MATERIAL SUPPLIED.
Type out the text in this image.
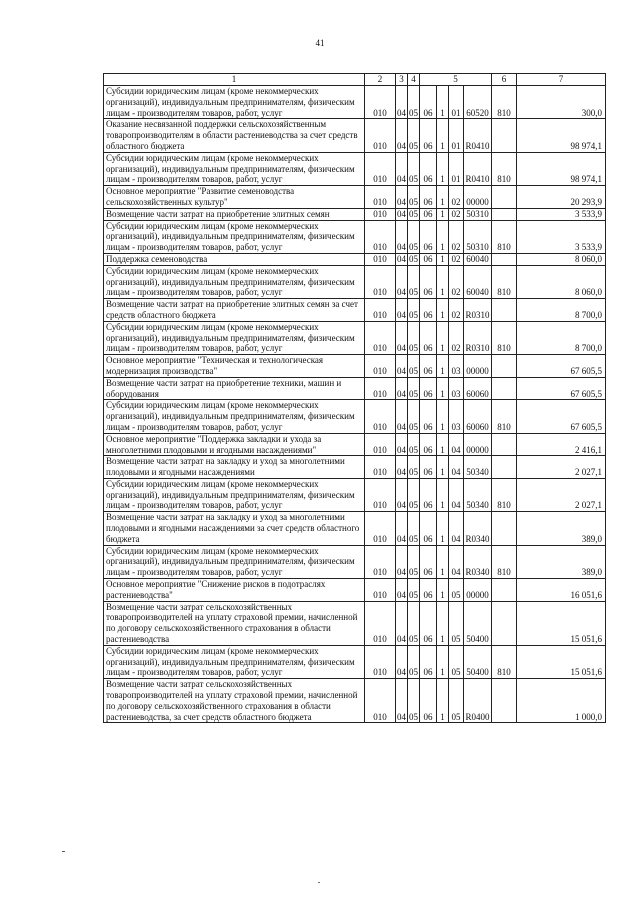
41
1	2	3	4	5				6	7
Субсидии юридическим лицам (кроме некоммерческих организаций), индивидуальным предпринимателям, физическим лицам - производителям товаров, работ, услуг	010	04	05	06	1	01	60520	810	300,0
Оказание несвязанной поддержки сельскохозяйственным товаропроизводителям в области растениеводства за счет средств областного бюджета	010	04	05	06	1	01	R0410		98 974,1
Субсидии юридическим лицам (кроме некоммерческих организаций), индивидуальным предпринимателям, физическим лицам - производителям товаров, работ, услуг	010	04	05	06	1	01	R0410	810	98 974,1
Основное мероприятие "Развитие семеноводства сельскохозяйственных культур"	010	04	05	06	1	02	00000		20 293,9
Возмещение части затрат на приобретение элитных семян	010	04	05	06	1	02	50310		3 533,9
Субсидии юридическим лицам (кроме некоммерческих организаций), индивидуальным предпринимателям, физическим лицам - производителям товаров, работ, услуг	010	04	05	06	1	02	50310	810	3 533,9
Поддержка семеноводства	010	04	05	06	1	02	60040		8 060,0
Субсидии юридическим лицам (кроме некоммерческих организаций), индивидуальным предпринимателям, физическим лицам - производителям товаров, работ, услуг	010	04	05	06	1	02	60040	810	8 060,0
Возмещение части затрат на приобретение элитных семян за счет средств областного бюджета	010	04	05	06	1	02	R0310		8 700,0
Субсидии юридическим лицам (кроме некоммерческих организаций), индивидуальным предпринимателям, физическим лицам - производителям товаров, работ, услуг	010	04	05	06	1	02	R0310	810	8 700,0
Основное мероприятие "Техническая и технологическая модернизация производства"	010	04	05	06	1	03	00000		67 605,5
Возмещение части затрат на приобретение техники, машин и оборудования	010	04	05	06	1	03	60060		67 605,5
Субсидии юридическим лицам (кроме некоммерческих организаций), индивидуальным предпринимателям, физическим лицам - производителям товаров, работ, услуг	010	04	05	06	1	03	60060	810	67 605,5
Основное мероприятие "Поддержка закладки и ухода за многолетними плодовыми и ягодными насаждениями"	010	04	05	06	1	04	00000		2 416,1
Возмещение части затрат на закладку и уход за многолетними плодовыми и ягодными насаждениями	010	04	05	06	1	04	50340		2 027,1
Субсидии юридическим лицам (кроме некоммерческих организаций), индивидуальным предпринимателям, физическим лицам - производителям товаров, работ, услуг	010	04	05	06	1	04	50340	810	2 027,1
Возмещение части затрат на закладку и уход за многолетними плодовыми и ягодными насаждениями за счет средств областного бюджета	010	04	05	06	1	04	R0340		389,0
Субсидии юридическим лицам (кроме некоммерческих организаций), индивидуальным предпринимателям, физическим лицам - производителям товаров, работ, услуг	010	04	05	06	1	04	R0340	810	389,0
Основное мероприятие "Снижение рисков в подотраслях растениеводства"	010	04	05	06	1	05	00000		16 051,6
Возмещение части затрат сельскохозяйственных товаропроизводителей на уплату страховой премии, начисленной по договору сельскохозяйственного страхования в области растениеводства	010	04	05	06	1	05	50400		15 051,6
Субсидии юридическим лицам (кроме некоммерческих организаций), индивидуальным предпринимателям, физическим лицам - производителям товаров, работ, услуг	010	04	05	06	1	05	50400	810	15 051,6
Возмещение части затрат сельскохозяйственных товаропроизводителей на уплату страховой премии, начисленной по договору сельскохозяйственного страхования в области растениеводства, за счет средств областного бюджета	010	04	05	06	1	05	R0400		1 000,0
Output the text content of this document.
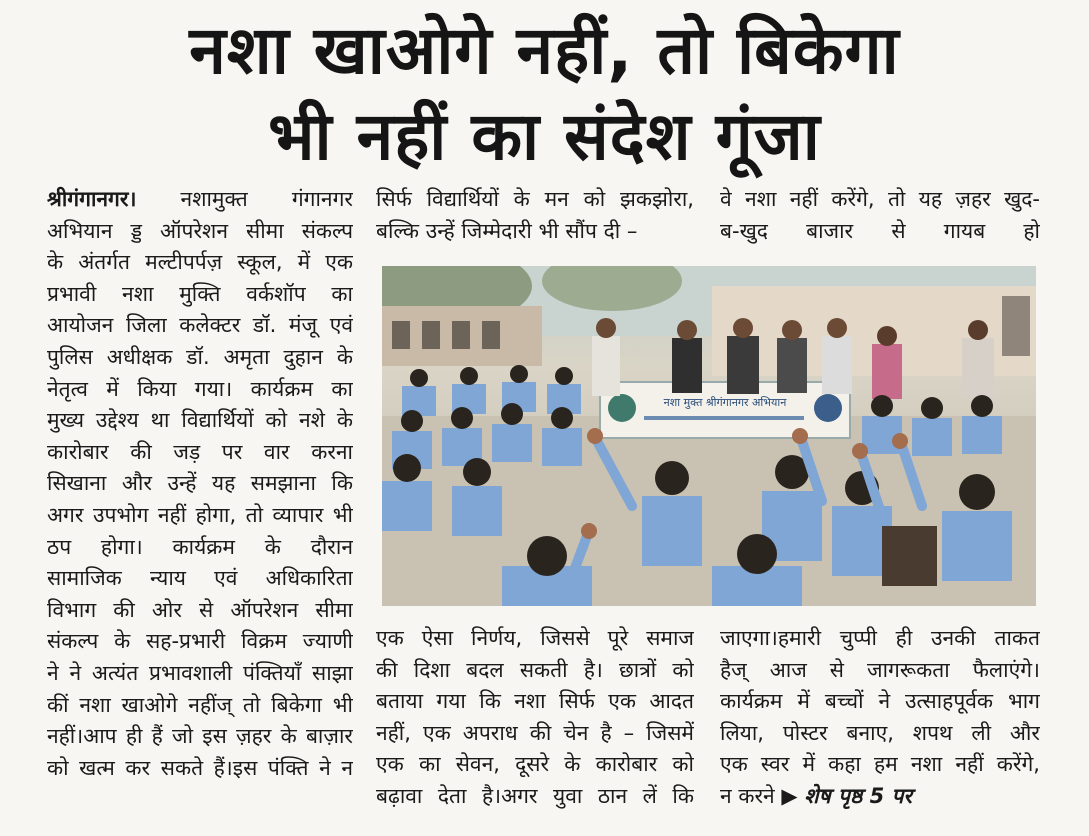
नशा खाओगे नहीं, तो बिकेगा
भी नहीं का संदेश गूंजा
श्रीगंगानगर। नशामुक्त गंगानगर
अभियान ड्ड ऑपरेशन सीमा संकल्प
के अंतर्गत मल्टीपर्पज़ स्कूल, में एक
प्रभावी नशा मुक्ति वर्कशॉप का
आयोजन जिला कलेक्टर डॉ. मंजू एवं
पुलिस अधीक्षक डॉ. अमृता दुहान के
नेतृत्व में किया गया। कार्यक्रम का
मुख्य उद्देश्य था विद्यार्थियों को नशे के
कारोबार की जड़ पर वार करना
सिखाना और उन्हें यह समझाना कि
अगर उपभोग नहीं होगा, तो व्यापार भी
ठप होगा। कार्यक्रम के दौरान
सामाजिक न्याय एवं अधिकारिता
विभाग की ओर से ऑपरेशन सीमा
संकल्प के सह-प्रभारी विक्रम ज्याणी
ने ने अत्यंत प्रभावशाली पंक्तियाँ साझा
कीं नशा खाओगे नहींज् तो बिकेगा भी
नहीं।आप ही हैं जो इस ज़हर के बाज़ार
को खत्म कर सकते हैं।इस पंक्ति ने न
सिर्फ विद्यार्थियों के मन को झकझोरा,
बल्कि उन्हें जिम्मेदारी भी सौंप दी –
वे नशा नहीं करेंगे, तो यह ज़हर खुद-
ब-खुद बाजार से गायब हो
नशा मुक्त श्रीगंगानगर अभियान
एक ऐसा निर्णय, जिससे पूरे समाज
की दिशा बदल सकती है। छात्रों को
बताया गया कि नशा सिर्फ एक आदत
नहीं, एक अपराध की चेन है – जिसमें
एक का सेवन, दूसरे के कारोबार को
बढ़ावा देता है।अगर युवा ठान लें कि
जाएगा।हमारी चुप्पी ही उनकी ताकत
हैज् आज से जागरूकता फैलाएंगे।
कार्यक्रम में बच्चों ने उत्साहपूर्वक भाग
लिया, पोस्टर बनाए, शपथ ली और
एक स्वर में कहा हम नशा नहीं करेंगे,
न करने ▶ शेष पृष्ठ 5 पर
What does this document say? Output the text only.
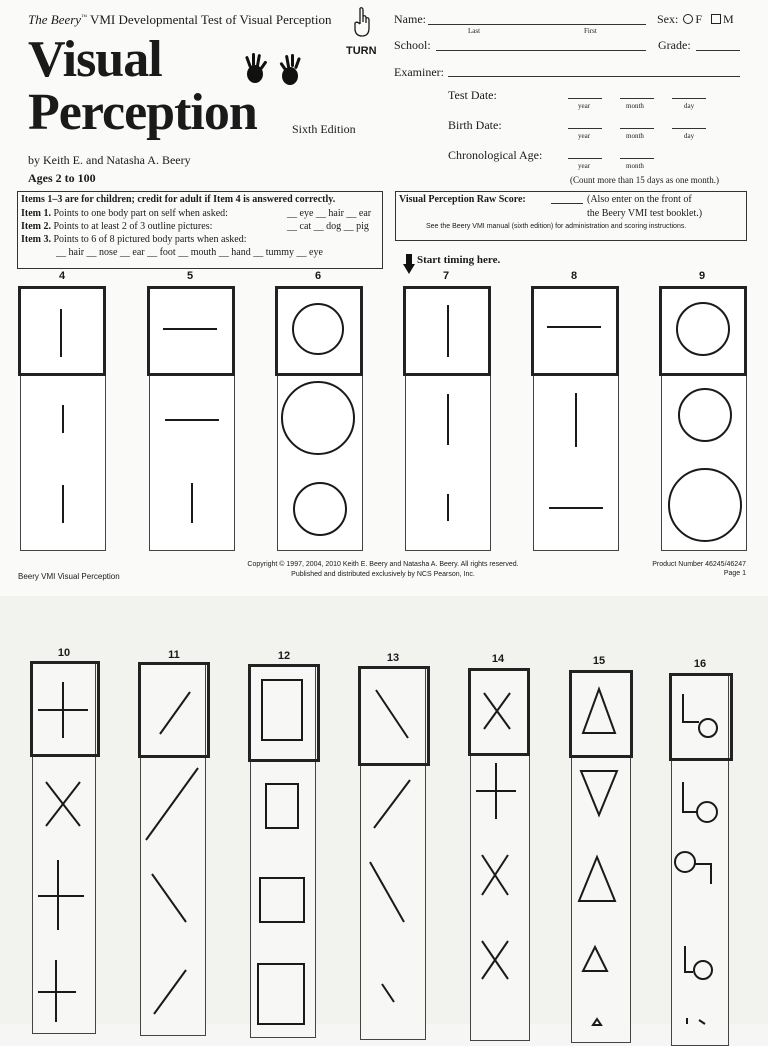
The Beery™ VMI Developmental Test of Visual Perception
Visual
Perception	Sixth Edition
by Keith E. and Natasha A. Beery
Ages 2 to 100
TURN
Name:
Last	First
Sex: F M
School:	Grade:
Examiner:
Test Date:
year	month	day
Birth Date:
year	month	day
Chronological Age:
year	month
(Count more than 15 days as one month.)
Items 1–3 are for children; credit for adult if Item 4 is answered correctly.
Item 1. Points to one body part on self when asked:	__ eye __ hair __ ear
Item 2. Points to at least 2 of 3 outline pictures:	__ cat __ dog __ pig
Item 3. Points to 6 of 8 pictured body parts when asked:
__ hair __ nose __ ear __ foot __ mouth __ hand __ tummy __ eye
Visual Perception Raw Score:	(Also enter on the front of
the Beery VMI test booklet.)
See the Beery VMI manual (sixth edition) for administration and scoring instructions.
Start timing here.
4	5	6	7	8	9
Beery VMI Visual Perception
Copyright © 1997, 2004, 2010 Keith E. Beery and Natasha A. Beery. All rights reserved.
Published and distributed exclusively by NCS Pearson, Inc.
Product Number 46245/46247
Page 1
10	11	12	13	14	15	16
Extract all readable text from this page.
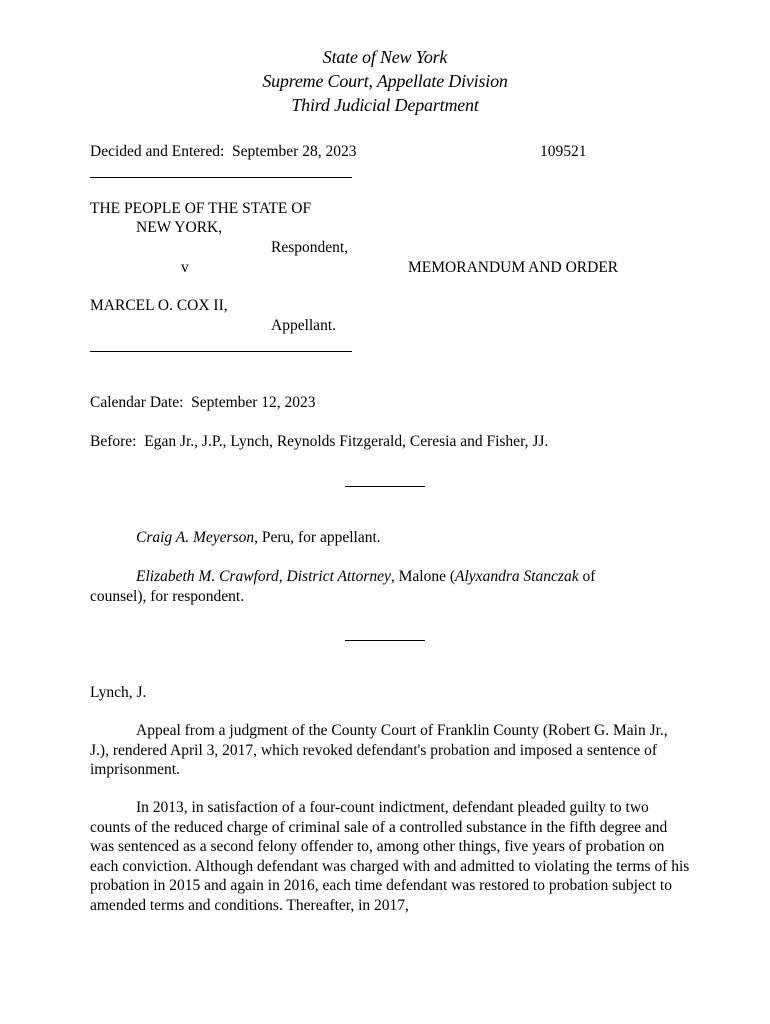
State of New York
Supreme Court, Appellate Division
Third Judicial Department
Decided and Entered: September 28, 2023	109521
THE PEOPLE OF THE STATE OF
NEW YORK,
Respondent,
v	MEMORANDUM AND ORDER
MARCEL O. COX II,
Appellant.
Calendar Date: September 12, 2023
Before: Egan Jr., J.P., Lynch, Reynolds Fitzgerald, Ceresia and Fisher, JJ.
Craig A. Meyerson, Peru, for appellant.

Elizabeth M. Crawford, District Attorney, Malone (Alyxandra Stanczak of counsel), for respondent.

Lynch, J.

Appeal from a judgment of the County Court of Franklin County (Robert G. Main Jr., J.), rendered April 3, 2017, which revoked defendant's probation and imposed a sentence of imprisonment.

In 2013, in satisfaction of a four-count indictment, defendant pleaded guilty to two counts of the reduced charge of criminal sale of a controlled substance in the fifth degree and was sentenced as a second felony offender to, among other things, five years of probation on each conviction. Although defendant was charged with and admitted to violating the terms of his probation in 2015 and again in 2016, each time defendant was restored to probation subject to amended terms and conditions. Thereafter, in 2017,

GOAL OF THE EXERCISE.
The data above should be repeated exactly, minus any pictures.

WORKED SOLUTION.
Type out the text in this image.
41
1	2	3	4	5				6	7
Субсидии юридическим лицам (кроме некоммерческих организаций), индивидуальным предпринимателям, физическим лицам - производителям товаров, работ, услуг	010	04	05	06	1	01	60520	810	300,0
Оказание несвязанной поддержки сельскохозяйственным товаропроизводителям в области растениеводства за счет средств областного бюджета	010	04	05	06	1	01	R0410		98 974,1
Субсидии юридическим лицам (кроме некоммерческих организаций), индивидуальным предпринимателям, физическим лицам - производителям товаров, работ, услуг	010	04	05	06	1	01	R0410	810	98 974,1
Основное мероприятие "Развитие семеноводства сельскохозяйственных культур"	010	04	05	06	1	02	00000		20 293,9
Возмещение части затрат на приобретение элитных семян	010	04	05	06	1	02	50310		3 533,9
Субсидии юридическим лицам (кроме некоммерческих организаций), индивидуальным предпринимателям, физическим лицам - производителям товаров, работ, услуг	010	04	05	06	1	02	50310	810	3 533,9
Поддержка семеноводства	010	04	05	06	1	02	60040		8 060,0
Субсидии юридическим лицам (кроме некоммерческих организаций), индивидуальным предпринимателям, физическим лицам - производителям товаров, работ, услуг	010	04	05	06	1	02	60040	810	8 060,0
Возмещение части затрат на приобретение элитных семян за счет средств областного бюджета	010	04	05	06	1	02	R0310		8 700,0
Субсидии юридическим лицам (кроме некоммерческих организаций), индивидуальным предпринимателям, физическим лицам - производителям товаров, работ, услуг	010	04	05	06	1	02	R0310	810	8 700,0
Основное мероприятие "Техническая и технологическая модернизация производства"	010	04	05	06	1	03	00000		67 605,5
Возмещение части затрат на приобретение техники, машин и оборудования	010	04	05	06	1	03	60060		67 605,5
Субсидии юридическим лицам (кроме некоммерческих организаций), индивидуальным предпринимателям, физическим лицам - производителям товаров, работ, услуг	010	04	05	06	1	03	60060	810	67 605,5
Основное мероприятие "Поддержка закладки и ухода за многолетними плодовыми и ягодными насаждениями"	010	04	05	06	1	04	00000		2 416,1
Возмещение части затрат на закладку и уход за многолетними плодовыми и ягодными насаждениями	010	04	05	06	1	04	50340		2 027,1
Субсидии юридическим лицам (кроме некоммерческих организаций), индивидуальным предпринимателям, физическим лицам - производителям товаров, работ, услуг	010	04	05	06	1	04	50340	810	2 027,1
Возмещение части затрат на закладку и уход за многолетними плодовыми и ягодными насаждениями за счет средств областного бюджета	010	04	05	06	1	04	R0340		389,0
Субсидии юридическим лицам (кроме некоммерческих организаций), индивидуальным предпринимателям, физическим лицам - производителям товаров, работ, услуг	010	04	05	06	1	04	R0340	810	389,0
Основное мероприятие "Снижение рисков в подотраслях растениеводства"	010	04	05	06	1	05	00000		16 051,6
Возмещение части затрат сельскохозяйственных товаропроизводителей на уплату страховой премии, начисленной по договору сельскохозяйственного страхования в области растениеводства	010	04	05	06	1	05	50400		15 051,6
Субсидии юридическим лицам (кроме некоммерческих организаций), индивидуальным предпринимателям, физическим лицам - производителям товаров, работ, услуг	010	04	05	06	1	05	50400	810	15 051,6
Возмещение части затрат сельскохозяйственных товаропроизводителей на уплату страховой премии, начисленной по договору сельскохозяйственного страхования в области растениеводства, за счет средств областного бюджета	010	04	05	06	1	05	R0400		1 000,0
Output the text content of this document.
नशा खाओगे नहीं, तो बिकेगा
भी नहीं का संदेश गूंजा
श्रीगंगानगर। नशामुक्त गंगानगर
अभियान ड्ड ऑपरेशन सीमा संकल्प
के अंतर्गत मल्टीपर्पज़ स्कूल, में एक
प्रभावी नशा मुक्ति वर्कशॉप का
आयोजन जिला कलेक्टर डॉ. मंजू एवं
पुलिस अधीक्षक डॉ. अमृता दुहान के
नेतृत्व में किया गया। कार्यक्रम का
मुख्य उद्देश्य था विद्यार्थियों को नशे के
कारोबार की जड़ पर वार करना
सिखाना और उन्हें यह समझाना कि
अगर उपभोग नहीं होगा, तो व्यापार भी
ठप होगा। कार्यक्रम के दौरान
सामाजिक न्याय एवं अधिकारिता
विभाग की ओर से ऑपरेशन सीमा
संकल्प के सह-प्रभारी विक्रम ज्याणी
ने ने अत्यंत प्रभावशाली पंक्तियाँ साझा
कीं नशा खाओगे नहींज् तो बिकेगा भी
नहीं।आप ही हैं जो इस ज़हर के बाज़ार
को खत्म कर सकते हैं।इस पंक्ति ने न
सिर्फ विद्यार्थियों के मन को झकझोरा,
बल्कि उन्हें जिम्मेदारी भी सौंप दी –
वे नशा नहीं करेंगे, तो यह ज़हर खुद-
ब-खुद बाजार से गायब हो
नशा मुक्त श्रीगंगानगर अभियान
एक ऐसा निर्णय, जिससे पूरे समाज
की दिशा बदल सकती है। छात्रों को
बताया गया कि नशा सिर्फ एक आदत
नहीं, एक अपराध की चेन है – जिसमें
एक का सेवन, दूसरे के कारोबार को
बढ़ावा देता है।अगर युवा ठान लें कि
जाएगा।हमारी चुप्पी ही उनकी ताकत
हैज् आज से जागरूकता फैलाएंगे।
कार्यक्रम में बच्चों ने उत्साहपूर्वक भाग
लिया, पोस्टर बनाए, शपथ ली और
एक स्वर में कहा हम नशा नहीं करेंगे,
न करने ▶ शेष पृष्ठ 5 पर
What does this document say? Output the text only.
The Beery™ VMI Developmental Test of Visual Perception
Visual
Perception	Sixth Edition
by Keith E. and Natasha A. Beery
Ages 2 to 100
TURN
Name:
Last	First
Sex: F M
School:	Grade:
Examiner:
Test Date:
year	month	day
Birth Date:
year	month	day
Chronological Age:
year	month
(Count more than 15 days as one month.)
Items 1–3 are for children; credit for adult if Item 4 is answered correctly.
Item 1. Points to one body part on self when asked:	__ eye __ hair __ ear
Item 2. Points to at least 2 of 3 outline pictures:	__ cat __ dog __ pig
Item 3. Points to 6 of 8 pictured body parts when asked:
__ hair __ nose __ ear __ foot __ mouth __ hand __ tummy __ eye
Visual Perception Raw Score:	(Also enter on the front of
the Beery VMI test booklet.)
See the Beery VMI manual (sixth edition) for administration and scoring instructions.
Start timing here.
4	5	6	7	8	9
Beery VMI Visual Perception
Copyright © 1997, 2004, 2010 Keith E. Beery and Natasha A. Beery. All rights reserved.
Published and distributed exclusively by NCS Pearson, Inc.
Product Number 46245/46247
Page 1
10	11	12	13	14	15	16
Extract all readable text from this page.
State of New York
Supreme Court, Appellate Division
Third Judicial Department
Decided and Entered: September 28, 2023	109521
THE PEOPLE OF THE STATE OF
NEW YORK,
Respondent,
v	MEMORANDUM AND ORDER
MARCEL O. COX II,
Appellant.
Calendar Date: September 12, 2023
Before: Egan Jr., J.P., Lynch, Reynolds Fitzgerald, Ceresia and Fisher, JJ.
Craig A. Meyerson, Peru, for appellant.

Elizabeth M. Crawford, District Attorney, Malone (Alyxandra Stanczak of counsel), for respondent.

Lynch, J.

Appeal from a judgment of the County Court of Franklin County (Robert G. Main Jr., J.), rendered April 3, 2017, which revoked defendant's probation and imposed a sentence of imprisonment.

In 2013, in satisfaction of a four-count indictment, defendant pleaded guilty to two counts of the reduced charge of criminal sale of a controlled substance in the fifth degree and was sentenced as a second felony offender to, among other things, five years of probation on each conviction. Although defendant was charged with and admitted to violating the terms of his probation in 2015 and again in 2016, each time defendant was restored to probation subject to amended terms and conditions. Thereafter, in 2017,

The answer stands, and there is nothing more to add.